## Your instructions
Copy all lines of the listing that include the string "title".

Figure contents as structured data
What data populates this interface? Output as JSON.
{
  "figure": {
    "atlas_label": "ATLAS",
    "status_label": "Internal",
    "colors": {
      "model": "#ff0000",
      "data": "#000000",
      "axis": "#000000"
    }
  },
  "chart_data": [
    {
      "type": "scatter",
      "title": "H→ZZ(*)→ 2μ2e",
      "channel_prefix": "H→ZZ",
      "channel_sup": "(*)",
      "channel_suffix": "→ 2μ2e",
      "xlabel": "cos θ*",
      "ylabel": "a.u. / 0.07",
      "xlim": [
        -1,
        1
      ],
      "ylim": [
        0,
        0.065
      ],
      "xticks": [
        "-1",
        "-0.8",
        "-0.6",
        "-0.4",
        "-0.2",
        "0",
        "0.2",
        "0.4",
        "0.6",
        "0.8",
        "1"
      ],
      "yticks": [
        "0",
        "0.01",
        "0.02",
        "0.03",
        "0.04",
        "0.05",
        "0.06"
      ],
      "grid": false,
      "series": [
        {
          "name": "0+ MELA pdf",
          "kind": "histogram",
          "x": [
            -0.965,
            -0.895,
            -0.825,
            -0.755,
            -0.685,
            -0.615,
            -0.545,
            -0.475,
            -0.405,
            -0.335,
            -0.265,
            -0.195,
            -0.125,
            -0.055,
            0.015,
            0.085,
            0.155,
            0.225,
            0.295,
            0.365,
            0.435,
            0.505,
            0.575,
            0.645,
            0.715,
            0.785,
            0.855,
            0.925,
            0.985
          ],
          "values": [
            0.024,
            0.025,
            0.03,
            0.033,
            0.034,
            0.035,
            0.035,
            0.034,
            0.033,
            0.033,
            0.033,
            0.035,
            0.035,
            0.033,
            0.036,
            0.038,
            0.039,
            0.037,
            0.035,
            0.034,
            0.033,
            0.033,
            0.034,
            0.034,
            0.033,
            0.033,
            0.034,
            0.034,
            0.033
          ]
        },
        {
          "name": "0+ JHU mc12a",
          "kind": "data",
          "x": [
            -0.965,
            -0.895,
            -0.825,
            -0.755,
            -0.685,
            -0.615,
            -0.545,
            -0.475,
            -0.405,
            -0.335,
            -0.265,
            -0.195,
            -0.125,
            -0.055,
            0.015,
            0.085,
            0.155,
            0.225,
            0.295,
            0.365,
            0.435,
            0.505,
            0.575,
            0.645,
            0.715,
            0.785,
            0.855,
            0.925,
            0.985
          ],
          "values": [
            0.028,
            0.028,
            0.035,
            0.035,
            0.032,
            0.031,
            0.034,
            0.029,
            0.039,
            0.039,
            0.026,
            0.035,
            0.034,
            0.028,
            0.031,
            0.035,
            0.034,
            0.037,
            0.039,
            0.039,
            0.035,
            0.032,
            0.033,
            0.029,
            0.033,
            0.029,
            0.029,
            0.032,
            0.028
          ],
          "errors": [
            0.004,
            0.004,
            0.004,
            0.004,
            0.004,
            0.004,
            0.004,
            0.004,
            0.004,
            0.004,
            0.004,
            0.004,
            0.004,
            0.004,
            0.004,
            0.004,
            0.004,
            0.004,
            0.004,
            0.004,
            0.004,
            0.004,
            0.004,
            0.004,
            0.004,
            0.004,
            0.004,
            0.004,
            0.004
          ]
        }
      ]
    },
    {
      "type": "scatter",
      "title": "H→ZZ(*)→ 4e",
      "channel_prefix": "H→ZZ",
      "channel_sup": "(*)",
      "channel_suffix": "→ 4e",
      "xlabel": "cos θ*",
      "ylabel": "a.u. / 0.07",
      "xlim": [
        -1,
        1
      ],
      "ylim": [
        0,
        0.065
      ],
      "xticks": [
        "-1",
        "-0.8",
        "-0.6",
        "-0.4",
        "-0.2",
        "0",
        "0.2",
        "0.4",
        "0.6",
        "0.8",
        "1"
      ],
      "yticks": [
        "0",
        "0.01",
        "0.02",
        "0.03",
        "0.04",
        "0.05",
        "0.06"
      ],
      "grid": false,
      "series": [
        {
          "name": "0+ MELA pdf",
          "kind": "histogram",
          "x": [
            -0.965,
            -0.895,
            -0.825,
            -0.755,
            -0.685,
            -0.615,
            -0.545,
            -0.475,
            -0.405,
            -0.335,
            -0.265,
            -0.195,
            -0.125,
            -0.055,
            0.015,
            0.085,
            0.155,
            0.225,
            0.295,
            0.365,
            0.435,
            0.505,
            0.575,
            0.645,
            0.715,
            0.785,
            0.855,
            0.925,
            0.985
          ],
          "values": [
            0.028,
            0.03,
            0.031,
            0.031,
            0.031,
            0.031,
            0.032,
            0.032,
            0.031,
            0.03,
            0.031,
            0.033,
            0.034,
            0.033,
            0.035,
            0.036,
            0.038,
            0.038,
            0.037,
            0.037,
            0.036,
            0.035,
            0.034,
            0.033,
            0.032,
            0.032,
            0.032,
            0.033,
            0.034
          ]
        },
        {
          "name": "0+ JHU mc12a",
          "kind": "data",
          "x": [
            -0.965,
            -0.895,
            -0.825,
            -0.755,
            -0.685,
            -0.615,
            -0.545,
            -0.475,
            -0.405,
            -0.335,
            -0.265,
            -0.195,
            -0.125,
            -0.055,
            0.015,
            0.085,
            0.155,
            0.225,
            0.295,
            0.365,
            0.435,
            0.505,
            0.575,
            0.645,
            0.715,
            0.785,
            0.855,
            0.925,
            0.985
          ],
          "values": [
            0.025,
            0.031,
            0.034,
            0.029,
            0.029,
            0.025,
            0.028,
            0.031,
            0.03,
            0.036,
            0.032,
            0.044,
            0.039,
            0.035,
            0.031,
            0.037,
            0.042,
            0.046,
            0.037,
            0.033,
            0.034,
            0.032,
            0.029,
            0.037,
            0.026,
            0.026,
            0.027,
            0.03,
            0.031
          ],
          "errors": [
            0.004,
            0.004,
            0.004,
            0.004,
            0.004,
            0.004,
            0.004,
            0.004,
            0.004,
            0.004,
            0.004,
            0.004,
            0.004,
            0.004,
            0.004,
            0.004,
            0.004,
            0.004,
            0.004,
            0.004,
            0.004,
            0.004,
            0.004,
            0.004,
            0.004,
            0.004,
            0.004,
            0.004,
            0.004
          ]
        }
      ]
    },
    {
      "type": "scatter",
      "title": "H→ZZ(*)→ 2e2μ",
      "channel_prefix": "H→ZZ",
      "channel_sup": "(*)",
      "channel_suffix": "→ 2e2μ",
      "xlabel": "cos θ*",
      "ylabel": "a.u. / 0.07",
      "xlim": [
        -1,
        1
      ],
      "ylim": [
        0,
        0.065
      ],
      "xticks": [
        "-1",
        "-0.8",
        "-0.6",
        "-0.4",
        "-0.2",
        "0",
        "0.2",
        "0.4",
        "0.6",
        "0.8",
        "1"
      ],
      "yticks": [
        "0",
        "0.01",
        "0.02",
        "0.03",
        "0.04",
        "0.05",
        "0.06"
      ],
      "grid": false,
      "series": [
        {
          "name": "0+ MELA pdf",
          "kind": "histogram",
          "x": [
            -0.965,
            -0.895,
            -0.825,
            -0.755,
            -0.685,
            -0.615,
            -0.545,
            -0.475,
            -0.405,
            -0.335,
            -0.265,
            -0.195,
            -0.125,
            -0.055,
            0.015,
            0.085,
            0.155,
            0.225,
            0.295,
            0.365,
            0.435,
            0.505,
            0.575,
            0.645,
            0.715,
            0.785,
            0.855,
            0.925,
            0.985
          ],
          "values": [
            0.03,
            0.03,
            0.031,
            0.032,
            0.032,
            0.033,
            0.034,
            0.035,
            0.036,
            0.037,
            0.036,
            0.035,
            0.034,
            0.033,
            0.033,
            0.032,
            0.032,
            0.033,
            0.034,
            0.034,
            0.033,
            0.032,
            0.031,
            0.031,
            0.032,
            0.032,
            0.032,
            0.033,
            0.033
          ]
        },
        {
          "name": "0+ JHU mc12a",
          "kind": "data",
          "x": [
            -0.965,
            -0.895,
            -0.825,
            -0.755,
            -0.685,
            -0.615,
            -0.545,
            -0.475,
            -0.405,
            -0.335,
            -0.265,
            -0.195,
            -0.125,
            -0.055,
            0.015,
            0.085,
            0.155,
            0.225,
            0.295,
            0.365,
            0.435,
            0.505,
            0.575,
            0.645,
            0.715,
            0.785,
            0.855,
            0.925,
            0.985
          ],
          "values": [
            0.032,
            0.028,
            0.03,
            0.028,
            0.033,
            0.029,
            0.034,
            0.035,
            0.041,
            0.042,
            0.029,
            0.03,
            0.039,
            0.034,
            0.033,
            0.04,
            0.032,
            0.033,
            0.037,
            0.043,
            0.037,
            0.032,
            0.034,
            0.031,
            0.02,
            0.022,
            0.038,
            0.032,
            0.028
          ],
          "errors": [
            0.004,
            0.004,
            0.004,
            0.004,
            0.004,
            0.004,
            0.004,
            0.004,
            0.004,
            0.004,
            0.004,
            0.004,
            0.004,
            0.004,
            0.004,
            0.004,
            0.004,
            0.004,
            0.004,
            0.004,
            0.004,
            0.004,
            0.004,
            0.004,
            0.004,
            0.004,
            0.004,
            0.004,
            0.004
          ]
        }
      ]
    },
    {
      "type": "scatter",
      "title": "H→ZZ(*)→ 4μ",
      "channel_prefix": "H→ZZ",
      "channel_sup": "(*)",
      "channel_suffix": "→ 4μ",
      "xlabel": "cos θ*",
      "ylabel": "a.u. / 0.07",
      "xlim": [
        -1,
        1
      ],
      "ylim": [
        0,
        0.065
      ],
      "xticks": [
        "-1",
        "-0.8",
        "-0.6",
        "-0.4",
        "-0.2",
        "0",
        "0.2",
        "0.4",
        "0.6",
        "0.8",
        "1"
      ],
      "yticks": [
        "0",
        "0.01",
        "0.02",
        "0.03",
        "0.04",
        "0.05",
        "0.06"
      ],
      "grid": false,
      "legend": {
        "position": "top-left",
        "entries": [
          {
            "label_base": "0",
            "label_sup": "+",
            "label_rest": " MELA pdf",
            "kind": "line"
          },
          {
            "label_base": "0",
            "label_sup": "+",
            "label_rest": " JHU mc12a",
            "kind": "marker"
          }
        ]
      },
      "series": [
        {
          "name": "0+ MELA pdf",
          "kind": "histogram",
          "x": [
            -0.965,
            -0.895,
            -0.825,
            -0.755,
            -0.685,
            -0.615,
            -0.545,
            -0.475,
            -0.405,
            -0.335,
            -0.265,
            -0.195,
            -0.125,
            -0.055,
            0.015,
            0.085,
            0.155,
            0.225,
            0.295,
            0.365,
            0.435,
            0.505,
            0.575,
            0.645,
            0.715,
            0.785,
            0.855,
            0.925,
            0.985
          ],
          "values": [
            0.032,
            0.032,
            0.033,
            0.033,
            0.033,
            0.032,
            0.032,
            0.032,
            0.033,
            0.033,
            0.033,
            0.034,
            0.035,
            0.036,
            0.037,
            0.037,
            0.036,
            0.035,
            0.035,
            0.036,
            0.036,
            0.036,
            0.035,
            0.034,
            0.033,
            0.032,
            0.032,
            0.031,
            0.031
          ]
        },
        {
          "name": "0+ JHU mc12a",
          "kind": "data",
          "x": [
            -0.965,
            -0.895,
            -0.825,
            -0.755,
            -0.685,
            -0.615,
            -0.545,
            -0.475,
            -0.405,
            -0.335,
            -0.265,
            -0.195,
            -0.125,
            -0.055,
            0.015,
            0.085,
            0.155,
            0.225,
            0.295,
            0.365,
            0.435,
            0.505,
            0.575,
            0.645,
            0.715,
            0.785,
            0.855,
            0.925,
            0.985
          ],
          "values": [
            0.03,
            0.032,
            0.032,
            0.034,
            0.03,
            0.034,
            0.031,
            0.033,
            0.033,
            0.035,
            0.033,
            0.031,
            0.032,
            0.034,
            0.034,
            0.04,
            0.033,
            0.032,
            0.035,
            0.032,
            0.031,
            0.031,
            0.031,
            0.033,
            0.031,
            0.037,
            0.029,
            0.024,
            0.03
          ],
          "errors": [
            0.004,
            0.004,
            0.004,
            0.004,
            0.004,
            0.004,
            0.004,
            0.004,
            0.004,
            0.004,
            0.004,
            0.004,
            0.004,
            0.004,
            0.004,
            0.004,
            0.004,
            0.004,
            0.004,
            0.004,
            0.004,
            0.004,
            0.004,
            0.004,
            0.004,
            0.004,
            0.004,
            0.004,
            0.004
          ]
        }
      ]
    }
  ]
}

## Written answer
      "title": "H→ZZ(*)→ 2μ2e",
      "title": "H→ZZ(*)→ 4e",
      "title": "H→ZZ(*)→ 2e2μ",
      "title": "H→ZZ(*)→ 4μ",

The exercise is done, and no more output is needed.